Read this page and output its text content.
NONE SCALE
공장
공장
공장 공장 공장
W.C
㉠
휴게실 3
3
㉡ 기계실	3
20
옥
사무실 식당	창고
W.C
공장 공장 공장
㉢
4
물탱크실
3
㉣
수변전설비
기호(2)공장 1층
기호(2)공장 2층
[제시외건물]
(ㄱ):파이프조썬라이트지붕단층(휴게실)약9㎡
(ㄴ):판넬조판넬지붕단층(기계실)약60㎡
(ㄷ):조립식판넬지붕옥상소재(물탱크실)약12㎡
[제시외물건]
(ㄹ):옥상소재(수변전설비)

Request:
Exactly reproduce every line of the data above.

Output for this exercise:
Read this page and output its text content.
NONE SCALE
공장
공장
공장 공장 공장
W.C
㉠
휴게실 3
3
㉡ 기계실	3
20
옥
사무실 식당	창고
W.C
공장 공장 공장
㉢
4
물탱크실
3
㉣
수변전설비
기호(2)공장 1층
기호(2)공장 2층
[제시외건물]
(ㄱ):파이프조썬라이트지붕단층(휴게실)약9㎡
(ㄴ):판넬조판넬지붕단층(기계실)약60㎡
(ㄷ):조립식판넬지붕옥상소재(물탱크실)약12㎡
[제시외물건]
(ㄹ):옥상소재(수변전설비)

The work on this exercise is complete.